--- START OF DATA ENTRIES ---

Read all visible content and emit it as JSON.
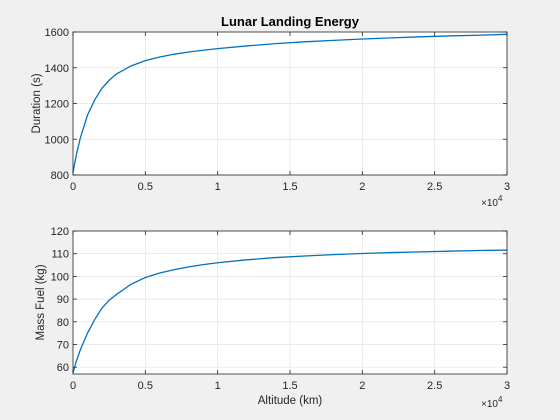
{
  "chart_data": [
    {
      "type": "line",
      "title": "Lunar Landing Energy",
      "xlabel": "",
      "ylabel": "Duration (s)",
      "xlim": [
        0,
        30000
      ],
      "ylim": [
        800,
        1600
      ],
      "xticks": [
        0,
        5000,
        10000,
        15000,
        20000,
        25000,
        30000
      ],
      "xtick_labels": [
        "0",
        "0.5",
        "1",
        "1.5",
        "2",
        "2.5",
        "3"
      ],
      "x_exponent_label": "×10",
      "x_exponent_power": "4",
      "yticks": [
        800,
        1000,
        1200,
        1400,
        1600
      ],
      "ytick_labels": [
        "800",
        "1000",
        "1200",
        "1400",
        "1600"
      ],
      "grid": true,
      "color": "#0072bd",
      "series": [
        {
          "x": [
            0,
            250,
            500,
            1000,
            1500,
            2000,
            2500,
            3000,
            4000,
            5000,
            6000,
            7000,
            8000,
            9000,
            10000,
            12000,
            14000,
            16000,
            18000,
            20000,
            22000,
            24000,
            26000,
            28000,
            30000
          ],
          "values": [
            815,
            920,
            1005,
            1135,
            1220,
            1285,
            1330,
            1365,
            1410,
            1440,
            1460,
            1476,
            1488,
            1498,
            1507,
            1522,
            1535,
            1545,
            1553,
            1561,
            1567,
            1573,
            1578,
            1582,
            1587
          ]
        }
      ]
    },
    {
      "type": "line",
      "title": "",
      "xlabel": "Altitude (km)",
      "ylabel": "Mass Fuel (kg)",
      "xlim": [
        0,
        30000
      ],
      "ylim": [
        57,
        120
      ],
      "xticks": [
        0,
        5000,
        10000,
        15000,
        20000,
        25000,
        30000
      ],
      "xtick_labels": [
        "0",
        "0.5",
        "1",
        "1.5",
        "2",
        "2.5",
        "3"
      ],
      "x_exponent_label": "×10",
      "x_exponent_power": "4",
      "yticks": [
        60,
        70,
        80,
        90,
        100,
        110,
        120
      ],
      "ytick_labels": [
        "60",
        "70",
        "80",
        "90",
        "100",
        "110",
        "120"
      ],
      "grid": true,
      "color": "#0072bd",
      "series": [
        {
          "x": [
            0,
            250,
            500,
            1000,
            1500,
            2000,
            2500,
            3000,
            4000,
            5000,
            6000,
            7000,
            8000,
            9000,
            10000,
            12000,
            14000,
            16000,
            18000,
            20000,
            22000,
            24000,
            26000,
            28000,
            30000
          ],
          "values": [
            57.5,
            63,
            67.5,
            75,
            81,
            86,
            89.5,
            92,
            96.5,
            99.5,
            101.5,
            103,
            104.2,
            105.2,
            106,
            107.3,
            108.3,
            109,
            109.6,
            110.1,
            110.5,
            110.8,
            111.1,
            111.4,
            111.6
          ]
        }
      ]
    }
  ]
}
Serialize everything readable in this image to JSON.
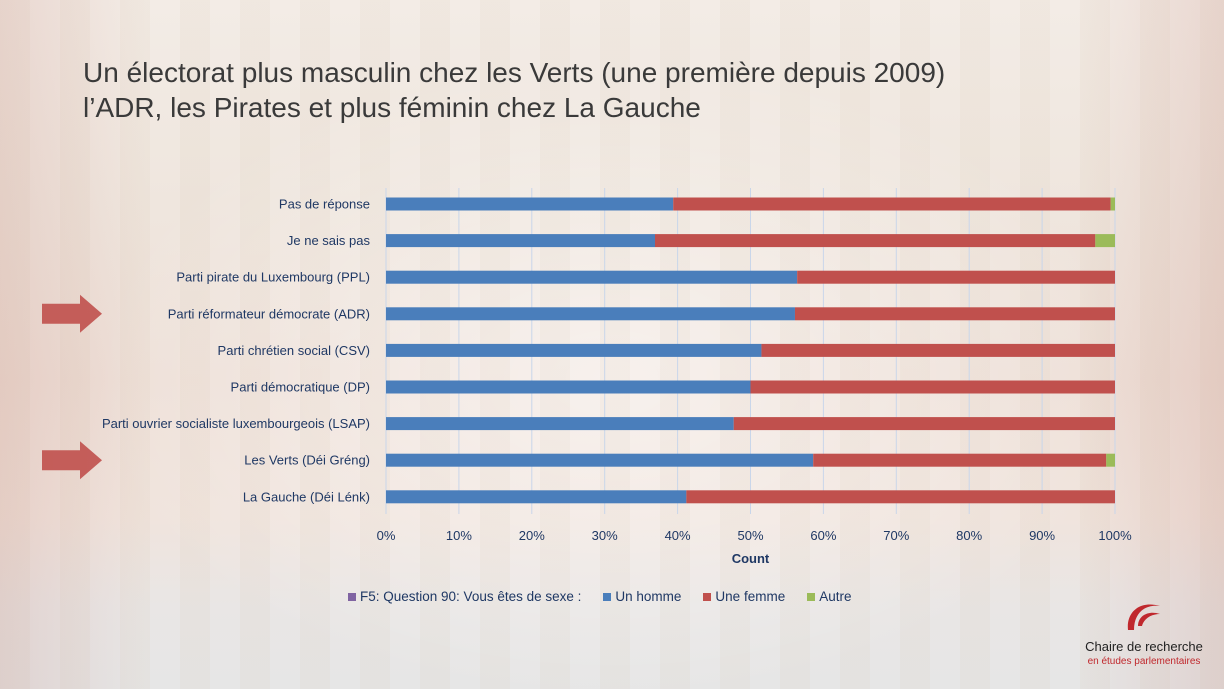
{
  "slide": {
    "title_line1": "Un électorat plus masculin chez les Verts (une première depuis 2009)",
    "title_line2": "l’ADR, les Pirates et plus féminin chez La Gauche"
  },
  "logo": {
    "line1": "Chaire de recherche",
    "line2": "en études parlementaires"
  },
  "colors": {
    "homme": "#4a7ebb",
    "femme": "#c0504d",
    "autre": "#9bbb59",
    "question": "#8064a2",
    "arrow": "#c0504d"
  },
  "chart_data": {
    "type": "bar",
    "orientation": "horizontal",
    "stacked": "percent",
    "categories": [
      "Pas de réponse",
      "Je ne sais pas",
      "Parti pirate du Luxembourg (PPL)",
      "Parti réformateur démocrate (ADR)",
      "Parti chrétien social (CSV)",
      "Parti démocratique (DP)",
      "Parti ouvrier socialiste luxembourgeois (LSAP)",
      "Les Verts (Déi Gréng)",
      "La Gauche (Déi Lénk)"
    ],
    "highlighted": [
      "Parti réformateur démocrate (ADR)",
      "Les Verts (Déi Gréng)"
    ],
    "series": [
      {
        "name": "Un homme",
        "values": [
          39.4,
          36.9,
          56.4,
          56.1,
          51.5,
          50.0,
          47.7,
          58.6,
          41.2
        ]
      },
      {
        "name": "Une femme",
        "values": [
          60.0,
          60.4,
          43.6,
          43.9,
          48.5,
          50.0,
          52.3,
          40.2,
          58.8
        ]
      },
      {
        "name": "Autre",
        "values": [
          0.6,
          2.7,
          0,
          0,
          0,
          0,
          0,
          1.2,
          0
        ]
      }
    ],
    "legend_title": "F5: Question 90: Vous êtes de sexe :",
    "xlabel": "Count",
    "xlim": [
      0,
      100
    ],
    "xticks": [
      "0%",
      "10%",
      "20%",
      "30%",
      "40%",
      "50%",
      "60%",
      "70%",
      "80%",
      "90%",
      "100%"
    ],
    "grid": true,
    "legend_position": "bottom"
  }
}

--- END OF DATA ENTRIES ---

__REQUIREMENTS__:
Find the word "Gauche" in the material, then list each line that holds it.

__OUTPUT FOR THIS TASK__:
    "title_line2": "l’ADR, les Pirates et plus féminin chez La Gauche"
      "La Gauche (Déi Lénk)"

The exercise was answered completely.